= What is expected =
Say how many lines hold the string "Количество", and nothing more.

(Stored data)
▼

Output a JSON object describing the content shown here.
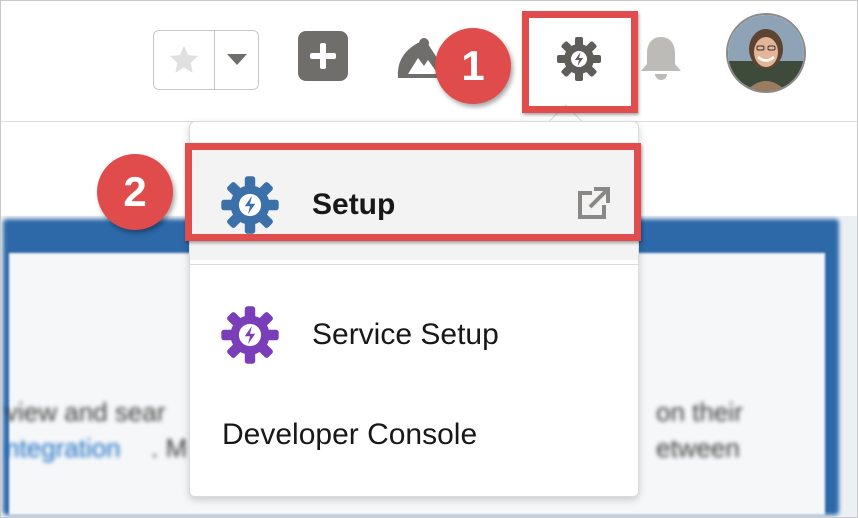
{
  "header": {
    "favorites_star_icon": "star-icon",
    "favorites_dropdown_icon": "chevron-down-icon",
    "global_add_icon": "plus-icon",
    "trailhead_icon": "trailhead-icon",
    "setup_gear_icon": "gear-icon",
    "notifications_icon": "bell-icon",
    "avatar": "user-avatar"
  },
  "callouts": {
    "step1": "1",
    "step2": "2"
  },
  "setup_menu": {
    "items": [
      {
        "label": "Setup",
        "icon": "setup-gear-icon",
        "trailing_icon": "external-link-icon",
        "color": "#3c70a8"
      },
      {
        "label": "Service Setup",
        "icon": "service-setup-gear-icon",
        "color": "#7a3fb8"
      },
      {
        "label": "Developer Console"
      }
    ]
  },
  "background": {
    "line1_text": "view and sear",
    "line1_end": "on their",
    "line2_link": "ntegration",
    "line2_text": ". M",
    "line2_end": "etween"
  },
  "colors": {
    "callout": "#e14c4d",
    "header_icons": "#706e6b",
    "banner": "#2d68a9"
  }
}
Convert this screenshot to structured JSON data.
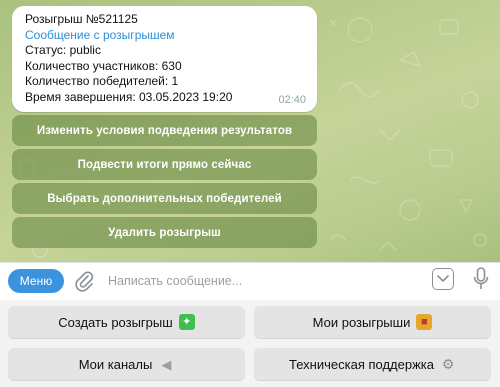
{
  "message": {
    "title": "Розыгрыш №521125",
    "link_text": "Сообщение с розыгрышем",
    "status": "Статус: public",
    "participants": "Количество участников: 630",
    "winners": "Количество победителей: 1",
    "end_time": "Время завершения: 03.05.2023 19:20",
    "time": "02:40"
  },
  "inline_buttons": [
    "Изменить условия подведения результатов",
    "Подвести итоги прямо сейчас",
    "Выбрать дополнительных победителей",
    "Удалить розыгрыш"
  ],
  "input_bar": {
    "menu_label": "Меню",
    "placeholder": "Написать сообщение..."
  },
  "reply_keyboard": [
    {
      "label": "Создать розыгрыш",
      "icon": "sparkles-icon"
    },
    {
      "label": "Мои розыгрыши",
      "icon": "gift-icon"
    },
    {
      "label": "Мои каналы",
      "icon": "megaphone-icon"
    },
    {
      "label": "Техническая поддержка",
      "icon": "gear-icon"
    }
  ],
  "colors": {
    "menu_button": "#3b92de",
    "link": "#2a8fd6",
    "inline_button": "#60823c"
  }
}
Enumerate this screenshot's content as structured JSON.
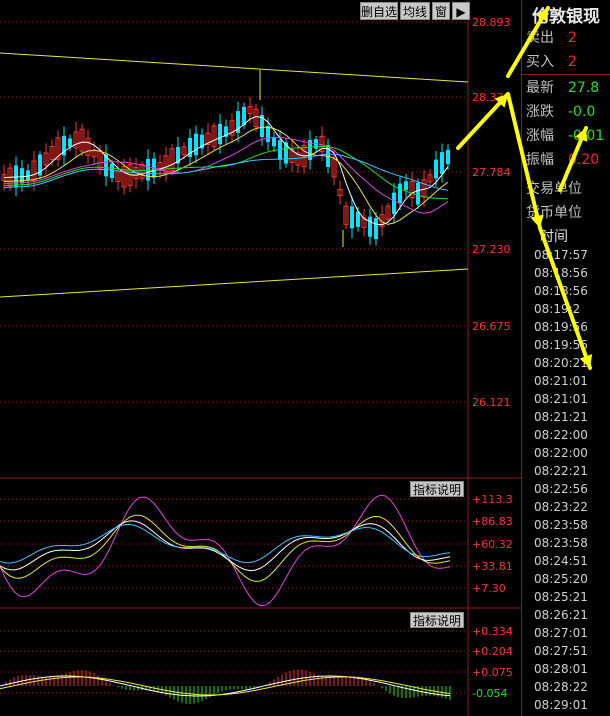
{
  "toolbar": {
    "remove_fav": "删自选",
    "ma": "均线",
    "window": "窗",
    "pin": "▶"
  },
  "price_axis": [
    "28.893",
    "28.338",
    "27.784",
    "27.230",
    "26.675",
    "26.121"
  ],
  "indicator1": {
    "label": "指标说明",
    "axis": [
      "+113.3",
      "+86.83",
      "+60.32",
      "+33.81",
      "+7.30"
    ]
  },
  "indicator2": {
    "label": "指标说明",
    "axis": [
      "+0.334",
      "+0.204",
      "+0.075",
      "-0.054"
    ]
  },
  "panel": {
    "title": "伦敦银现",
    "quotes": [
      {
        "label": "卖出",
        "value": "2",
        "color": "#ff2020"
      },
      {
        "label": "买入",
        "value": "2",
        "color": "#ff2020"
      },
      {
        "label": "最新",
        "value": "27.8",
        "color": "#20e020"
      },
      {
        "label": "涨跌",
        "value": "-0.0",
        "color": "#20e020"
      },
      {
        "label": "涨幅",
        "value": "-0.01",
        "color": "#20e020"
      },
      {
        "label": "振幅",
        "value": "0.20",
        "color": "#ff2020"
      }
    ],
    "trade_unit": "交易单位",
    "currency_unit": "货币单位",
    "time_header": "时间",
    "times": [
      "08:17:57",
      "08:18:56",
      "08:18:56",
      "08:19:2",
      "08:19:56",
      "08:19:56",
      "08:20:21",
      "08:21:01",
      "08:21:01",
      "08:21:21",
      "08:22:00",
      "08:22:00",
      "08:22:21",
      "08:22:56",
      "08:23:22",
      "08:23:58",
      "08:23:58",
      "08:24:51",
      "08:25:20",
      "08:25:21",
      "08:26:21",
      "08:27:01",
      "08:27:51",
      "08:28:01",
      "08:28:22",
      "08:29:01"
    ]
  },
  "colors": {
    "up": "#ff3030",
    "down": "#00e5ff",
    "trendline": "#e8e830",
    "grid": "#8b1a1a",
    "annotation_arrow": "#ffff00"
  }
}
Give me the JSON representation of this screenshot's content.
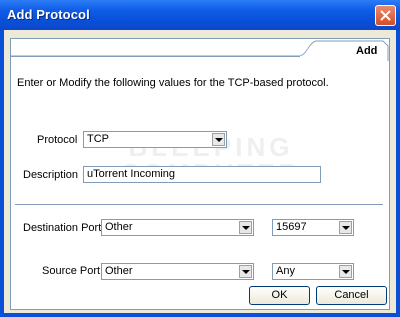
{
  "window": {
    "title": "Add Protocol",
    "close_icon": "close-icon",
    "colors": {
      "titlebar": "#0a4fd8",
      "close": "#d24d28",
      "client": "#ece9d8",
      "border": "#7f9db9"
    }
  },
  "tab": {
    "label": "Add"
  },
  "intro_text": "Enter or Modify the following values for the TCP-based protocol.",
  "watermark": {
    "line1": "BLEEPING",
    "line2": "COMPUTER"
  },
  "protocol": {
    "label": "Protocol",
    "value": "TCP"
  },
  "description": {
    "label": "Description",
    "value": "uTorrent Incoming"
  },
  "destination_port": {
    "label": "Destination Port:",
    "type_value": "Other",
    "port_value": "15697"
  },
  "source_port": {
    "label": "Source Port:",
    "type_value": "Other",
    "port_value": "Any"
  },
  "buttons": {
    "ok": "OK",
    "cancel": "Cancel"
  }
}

▲

= Written response =
2